(Data items)
· · · · · · ·
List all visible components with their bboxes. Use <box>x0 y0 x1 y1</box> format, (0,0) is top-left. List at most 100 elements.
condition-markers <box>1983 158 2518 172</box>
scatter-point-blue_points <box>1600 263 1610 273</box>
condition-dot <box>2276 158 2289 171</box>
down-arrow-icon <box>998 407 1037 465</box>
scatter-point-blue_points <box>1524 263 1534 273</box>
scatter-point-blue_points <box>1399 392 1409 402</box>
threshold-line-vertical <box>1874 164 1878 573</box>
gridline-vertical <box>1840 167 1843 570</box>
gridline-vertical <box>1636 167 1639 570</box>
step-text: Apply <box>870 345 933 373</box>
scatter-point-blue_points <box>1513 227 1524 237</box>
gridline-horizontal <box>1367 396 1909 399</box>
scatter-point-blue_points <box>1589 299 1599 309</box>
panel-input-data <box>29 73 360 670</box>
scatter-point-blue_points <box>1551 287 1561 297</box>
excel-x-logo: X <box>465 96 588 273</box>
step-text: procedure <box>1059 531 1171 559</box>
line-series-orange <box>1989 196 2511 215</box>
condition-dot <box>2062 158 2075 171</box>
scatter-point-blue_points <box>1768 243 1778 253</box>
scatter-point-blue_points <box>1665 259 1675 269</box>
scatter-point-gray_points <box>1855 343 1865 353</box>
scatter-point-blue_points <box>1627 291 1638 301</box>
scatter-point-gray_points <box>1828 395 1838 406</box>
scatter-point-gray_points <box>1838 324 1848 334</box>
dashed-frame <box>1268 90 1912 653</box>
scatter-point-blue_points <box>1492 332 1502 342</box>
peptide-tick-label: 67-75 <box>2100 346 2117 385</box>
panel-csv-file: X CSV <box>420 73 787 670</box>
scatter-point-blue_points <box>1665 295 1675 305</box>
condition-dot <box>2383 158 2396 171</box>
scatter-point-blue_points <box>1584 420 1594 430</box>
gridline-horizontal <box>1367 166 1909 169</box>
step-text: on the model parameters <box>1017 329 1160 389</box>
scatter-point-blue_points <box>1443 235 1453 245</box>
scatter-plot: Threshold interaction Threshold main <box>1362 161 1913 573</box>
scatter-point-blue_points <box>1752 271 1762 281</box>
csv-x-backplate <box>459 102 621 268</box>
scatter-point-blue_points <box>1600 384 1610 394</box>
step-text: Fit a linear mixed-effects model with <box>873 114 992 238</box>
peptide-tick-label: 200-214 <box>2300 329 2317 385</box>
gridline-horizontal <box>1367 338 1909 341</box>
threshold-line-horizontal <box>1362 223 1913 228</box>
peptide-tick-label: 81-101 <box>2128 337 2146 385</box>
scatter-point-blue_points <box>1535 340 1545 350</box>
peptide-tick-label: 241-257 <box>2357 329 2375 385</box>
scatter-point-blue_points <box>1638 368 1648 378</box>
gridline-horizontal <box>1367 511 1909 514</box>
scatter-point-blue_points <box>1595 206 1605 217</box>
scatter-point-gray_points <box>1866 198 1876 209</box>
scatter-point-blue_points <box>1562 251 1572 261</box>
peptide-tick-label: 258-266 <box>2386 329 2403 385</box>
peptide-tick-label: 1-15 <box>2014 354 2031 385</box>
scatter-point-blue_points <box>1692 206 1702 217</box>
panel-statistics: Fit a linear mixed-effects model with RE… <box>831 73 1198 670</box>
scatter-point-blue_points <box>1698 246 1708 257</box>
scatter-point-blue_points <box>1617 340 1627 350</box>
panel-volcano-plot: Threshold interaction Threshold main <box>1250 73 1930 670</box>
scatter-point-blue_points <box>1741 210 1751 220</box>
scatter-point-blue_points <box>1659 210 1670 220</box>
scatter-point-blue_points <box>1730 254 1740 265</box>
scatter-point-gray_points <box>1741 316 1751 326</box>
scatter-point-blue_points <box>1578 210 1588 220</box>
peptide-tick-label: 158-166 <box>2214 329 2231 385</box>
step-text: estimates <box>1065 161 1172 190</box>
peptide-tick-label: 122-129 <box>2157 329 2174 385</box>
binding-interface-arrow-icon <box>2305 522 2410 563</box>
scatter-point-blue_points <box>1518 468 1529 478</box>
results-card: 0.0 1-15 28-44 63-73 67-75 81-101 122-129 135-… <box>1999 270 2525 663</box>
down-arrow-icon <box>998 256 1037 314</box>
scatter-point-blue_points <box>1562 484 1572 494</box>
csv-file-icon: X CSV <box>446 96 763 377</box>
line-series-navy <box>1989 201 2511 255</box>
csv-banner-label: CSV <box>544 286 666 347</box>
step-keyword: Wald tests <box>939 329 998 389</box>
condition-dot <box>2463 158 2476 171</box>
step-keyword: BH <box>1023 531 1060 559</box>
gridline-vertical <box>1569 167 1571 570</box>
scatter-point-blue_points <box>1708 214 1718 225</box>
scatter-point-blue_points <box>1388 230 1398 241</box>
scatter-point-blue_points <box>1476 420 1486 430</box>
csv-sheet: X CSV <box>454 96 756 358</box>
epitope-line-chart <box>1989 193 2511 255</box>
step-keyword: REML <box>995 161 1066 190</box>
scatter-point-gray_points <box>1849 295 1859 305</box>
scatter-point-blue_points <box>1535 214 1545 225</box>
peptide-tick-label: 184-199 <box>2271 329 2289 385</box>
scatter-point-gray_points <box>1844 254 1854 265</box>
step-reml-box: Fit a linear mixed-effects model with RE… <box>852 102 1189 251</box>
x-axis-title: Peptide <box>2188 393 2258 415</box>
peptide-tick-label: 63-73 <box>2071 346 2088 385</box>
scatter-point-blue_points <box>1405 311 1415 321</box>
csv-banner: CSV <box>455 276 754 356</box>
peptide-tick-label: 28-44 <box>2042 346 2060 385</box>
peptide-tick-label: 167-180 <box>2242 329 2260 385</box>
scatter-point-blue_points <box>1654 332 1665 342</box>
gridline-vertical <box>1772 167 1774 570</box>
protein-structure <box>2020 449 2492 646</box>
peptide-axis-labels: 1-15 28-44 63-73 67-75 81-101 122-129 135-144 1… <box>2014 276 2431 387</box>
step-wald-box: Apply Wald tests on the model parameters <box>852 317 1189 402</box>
· · · · · · ·
Task goal: In full and word for word, repeat the records.

Written answer:
List all visible components with their bboxes. Use <box>x0 y0 x1 y1</box> format, (0,0) is top-left. List at most 100 elements.
condition-markers <box>1983 158 2518 172</box>
scatter-point-blue_points <box>1600 263 1610 273</box>
condition-dot <box>2276 158 2289 171</box>
down-arrow-icon <box>998 407 1037 465</box>
scatter-point-blue_points <box>1524 263 1534 273</box>
scatter-point-blue_points <box>1399 392 1409 402</box>
threshold-line-vertical <box>1874 164 1878 573</box>
gridline-vertical <box>1840 167 1843 570</box>
gridline-vertical <box>1636 167 1639 570</box>
step-text: Apply <box>870 345 933 373</box>
scatter-point-blue_points <box>1513 227 1524 237</box>
gridline-horizontal <box>1367 396 1909 399</box>
scatter-point-blue_points <box>1589 299 1599 309</box>
panel-input-data <box>29 73 360 670</box>
scatter-point-blue_points <box>1551 287 1561 297</box>
excel-x-logo: X <box>465 96 588 273</box>
step-text: procedure <box>1059 531 1171 559</box>
line-series-orange <box>1989 196 2511 215</box>
condition-dot <box>2062 158 2075 171</box>
scatter-point-blue_points <box>1768 243 1778 253</box>
scatter-point-blue_points <box>1665 259 1675 269</box>
scatter-point-gray_points <box>1855 343 1865 353</box>
scatter-point-blue_points <box>1627 291 1638 301</box>
scatter-point-gray_points <box>1828 395 1838 406</box>
scatter-point-gray_points <box>1838 324 1848 334</box>
dashed-frame <box>1268 90 1912 653</box>
scatter-point-blue_points <box>1492 332 1502 342</box>
peptide-tick-label: 67-75 <box>2100 346 2117 385</box>
panel-csv-file: X CSV <box>420 73 787 670</box>
scatter-point-blue_points <box>1665 295 1675 305</box>
condition-dot <box>2383 158 2396 171</box>
scatter-point-blue_points <box>1584 420 1594 430</box>
gridline-horizontal <box>1367 166 1909 169</box>
step-text: on the model parameters <box>1017 329 1160 389</box>
scatter-point-blue_points <box>1443 235 1453 245</box>
scatter-plot: Threshold interaction Threshold main <box>1362 161 1913 573</box>
scatter-point-blue_points <box>1752 271 1762 281</box>
csv-x-backplate <box>459 102 621 268</box>
scatter-point-blue_points <box>1600 384 1610 394</box>
step-text: Fit a linear mixed-effects model with <box>873 114 992 238</box>
peptide-tick-label: 200-214 <box>2300 329 2317 385</box>
gridline-horizontal <box>1367 338 1909 341</box>
threshold-line-horizontal <box>1362 223 1913 228</box>
peptide-tick-label: 81-101 <box>2128 337 2146 385</box>
scatter-point-blue_points <box>1535 340 1545 350</box>
peptide-tick-label: 241-257 <box>2357 329 2375 385</box>
scatter-point-blue_points <box>1638 368 1648 378</box>
gridline-horizontal <box>1367 511 1909 514</box>
scatter-point-blue_points <box>1595 206 1605 217</box>
scatter-point-gray_points <box>1866 198 1876 209</box>
scatter-point-blue_points <box>1562 251 1572 261</box>
peptide-tick-label: 258-266 <box>2386 329 2403 385</box>
peptide-tick-label: 1-15 <box>2014 354 2031 385</box>
scatter-point-blue_points <box>1692 206 1702 217</box>
panel-statistics: Fit a linear mixed-effects model with RE… <box>831 73 1198 670</box>
scatter-point-blue_points <box>1698 246 1708 257</box>
scatter-point-blue_points <box>1617 340 1627 350</box>
panel-volcano-plot: Threshold interaction Threshold main <box>1250 73 1930 670</box>
scatter-point-blue_points <box>1741 210 1751 220</box>
scatter-point-blue_points <box>1659 210 1670 220</box>
scatter-point-blue_points <box>1730 254 1740 265</box>
scatter-point-gray_points <box>1741 316 1751 326</box>
scatter-point-blue_points <box>1578 210 1588 220</box>
peptide-tick-label: 158-166 <box>2214 329 2231 385</box>
step-text: estimates <box>1065 161 1172 190</box>
peptide-tick-label: 122-129 <box>2157 329 2174 385</box>
binding-interface-arrow-icon <box>2305 522 2410 563</box>
scatter-point-blue_points <box>1518 468 1529 478</box>
results-card: 0.0 1-15 28-44 63-73 67-75 81-101 122-129 135-… <box>1999 270 2525 663</box>
down-arrow-icon <box>998 256 1037 314</box>
scatter-point-blue_points <box>1562 484 1572 494</box>
csv-file-icon: X CSV <box>446 96 763 377</box>
line-series-navy <box>1989 201 2511 255</box>
csv-banner-label: CSV <box>544 286 666 347</box>
step-keyword: Wald tests <box>939 329 998 389</box>
condition-dot <box>2463 158 2476 171</box>
step-keyword: BH <box>1023 531 1060 559</box>
gridline-vertical <box>1569 167 1571 570</box>
scatter-point-blue_points <box>1708 214 1718 225</box>
scatter-point-blue_points <box>1388 230 1398 241</box>
scatter-point-blue_points <box>1476 420 1486 430</box>
csv-sheet: X CSV <box>454 96 756 358</box>
epitope-line-chart <box>1989 193 2511 255</box>
step-keyword: REML <box>995 161 1066 190</box>
scatter-point-gray_points <box>1849 295 1859 305</box>
scatter-point-blue_points <box>1535 214 1545 225</box>
peptide-tick-label: 184-199 <box>2271 329 2289 385</box>
scatter-point-gray_points <box>1844 254 1854 265</box>
step-reml-box: Fit a linear mixed-effects model with RE… <box>852 102 1189 251</box>
x-axis-title: Peptide <box>2188 393 2258 415</box>
peptide-tick-label: 63-73 <box>2071 346 2088 385</box>
scatter-point-blue_points <box>1405 311 1415 321</box>
csv-banner: CSV <box>455 276 754 356</box>
peptide-tick-label: 28-44 <box>2042 346 2060 385</box>
peptide-tick-label: 167-180 <box>2242 329 2260 385</box>
scatter-point-blue_points <box>1654 332 1665 342</box>
gridline-vertical <box>1772 167 1774 570</box>
protein-structure <box>2020 449 2492 646</box>
peptide-axis-labels: 1-15 28-44 63-73 67-75 81-101 122-129 135-144 1… <box>2014 276 2431 387</box>
step-wald-box: Apply Wald tests on the model parameters <box>852 317 1189 402</box>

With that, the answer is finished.